Goal
Reproduce the complete listing without any deviation.
[Start Material]
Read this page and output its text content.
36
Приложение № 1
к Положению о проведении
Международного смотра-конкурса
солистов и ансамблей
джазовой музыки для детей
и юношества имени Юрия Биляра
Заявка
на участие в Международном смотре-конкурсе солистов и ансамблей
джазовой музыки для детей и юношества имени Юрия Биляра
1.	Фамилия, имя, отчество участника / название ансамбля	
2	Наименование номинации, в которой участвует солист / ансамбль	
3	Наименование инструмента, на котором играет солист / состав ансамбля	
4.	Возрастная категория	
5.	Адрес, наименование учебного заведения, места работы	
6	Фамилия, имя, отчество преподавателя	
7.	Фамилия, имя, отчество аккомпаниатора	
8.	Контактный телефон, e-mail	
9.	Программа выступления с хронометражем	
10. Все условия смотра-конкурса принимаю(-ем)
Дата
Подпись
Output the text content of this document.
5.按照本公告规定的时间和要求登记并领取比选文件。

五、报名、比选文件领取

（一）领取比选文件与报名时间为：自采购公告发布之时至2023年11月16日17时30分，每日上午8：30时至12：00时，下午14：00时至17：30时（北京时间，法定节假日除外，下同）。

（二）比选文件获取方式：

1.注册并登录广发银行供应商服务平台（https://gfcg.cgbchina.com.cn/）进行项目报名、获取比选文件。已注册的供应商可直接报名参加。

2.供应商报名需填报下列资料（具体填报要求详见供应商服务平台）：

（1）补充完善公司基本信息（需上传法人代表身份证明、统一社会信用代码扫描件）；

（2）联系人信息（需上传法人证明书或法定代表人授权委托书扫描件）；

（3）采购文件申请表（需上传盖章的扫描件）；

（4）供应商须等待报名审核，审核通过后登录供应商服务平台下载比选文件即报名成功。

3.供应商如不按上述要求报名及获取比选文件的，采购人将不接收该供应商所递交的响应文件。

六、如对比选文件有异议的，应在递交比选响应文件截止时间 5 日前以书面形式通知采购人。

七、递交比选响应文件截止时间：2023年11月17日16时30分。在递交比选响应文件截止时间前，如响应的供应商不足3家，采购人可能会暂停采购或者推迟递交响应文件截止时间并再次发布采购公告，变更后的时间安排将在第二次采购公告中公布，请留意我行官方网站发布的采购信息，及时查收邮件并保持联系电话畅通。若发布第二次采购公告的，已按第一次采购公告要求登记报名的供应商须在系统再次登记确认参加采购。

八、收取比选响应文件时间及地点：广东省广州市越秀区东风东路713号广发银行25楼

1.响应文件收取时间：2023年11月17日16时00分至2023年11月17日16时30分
[End Material]
Result
Read this page and output its text content.
36
Приложение № 1
к Положению о проведении
Международного смотра-конкурса
солистов и ансамблей
джазовой музыки для детей
и юношества имени Юрия Биляра
Заявка
на участие в Международном смотре-конкурсе солистов и ансамблей
джазовой музыки для детей и юношества имени Юрия Биляра
1.	Фамилия, имя, отчество участника / название ансамбля	
2	Наименование номинации, в которой участвует солист / ансамбль	
3	Наименование инструмента, на котором играет солист / состав ансамбля	
4.	Возрастная категория	
5.	Адрес, наименование учебного заведения, места работы	
6	Фамилия, имя, отчество преподавателя	
7.	Фамилия, имя, отчество аккомпаниатора	
8.	Контактный телефон, e-mail	
9.	Программа выступления с хронометражем	
10. Все условия смотра-конкурса принимаю(-ем)
Дата
Подпись
Output the text content of this document.
5.按照本公告规定的时间和要求登记并领取比选文件。

五、报名、比选文件领取

（一）领取比选文件与报名时间为：自采购公告发布之时至2023年11月16日17时30分，每日上午8：30时至12：00时，下午14：00时至17：30时（北京时间，法定节假日除外，下同）。

（二）比选文件获取方式：

1.注册并登录广发银行供应商服务平台（https://gfcg.cgbchina.com.cn/）进行项目报名、获取比选文件。已注册的供应商可直接报名参加。

2.供应商报名需填报下列资料（具体填报要求详见供应商服务平台）：

（1）补充完善公司基本信息（需上传法人代表身份证明、统一社会信用代码扫描件）；

（2）联系人信息（需上传法人证明书或法定代表人授权委托书扫描件）；

（3）采购文件申请表（需上传盖章的扫描件）；

（4）供应商须等待报名审核，审核通过后登录供应商服务平台下载比选文件即报名成功。

3.供应商如不按上述要求报名及获取比选文件的，采购人将不接收该供应商所递交的响应文件。

六、如对比选文件有异议的，应在递交比选响应文件截止时间 5 日前以书面形式通知采购人。

七、递交比选响应文件截止时间：2023年11月17日16时30分。在递交比选响应文件截止时间前，如响应的供应商不足3家，采购人可能会暂停采购或者推迟递交响应文件截止时间并再次发布采购公告，变更后的时间安排将在第二次采购公告中公布，请留意我行官方网站发布的采购信息，及时查收邮件并保持联系电话畅通。若发布第二次采购公告的，已按第一次采购公告要求登记报名的供应商须在系统再次登记确认参加采购。

八、收取比选响应文件时间及地点：广东省广州市越秀区东风东路713号广发银行25楼

1.响应文件收取时间：2023年11月17日16时00分至2023年11月17日16时30分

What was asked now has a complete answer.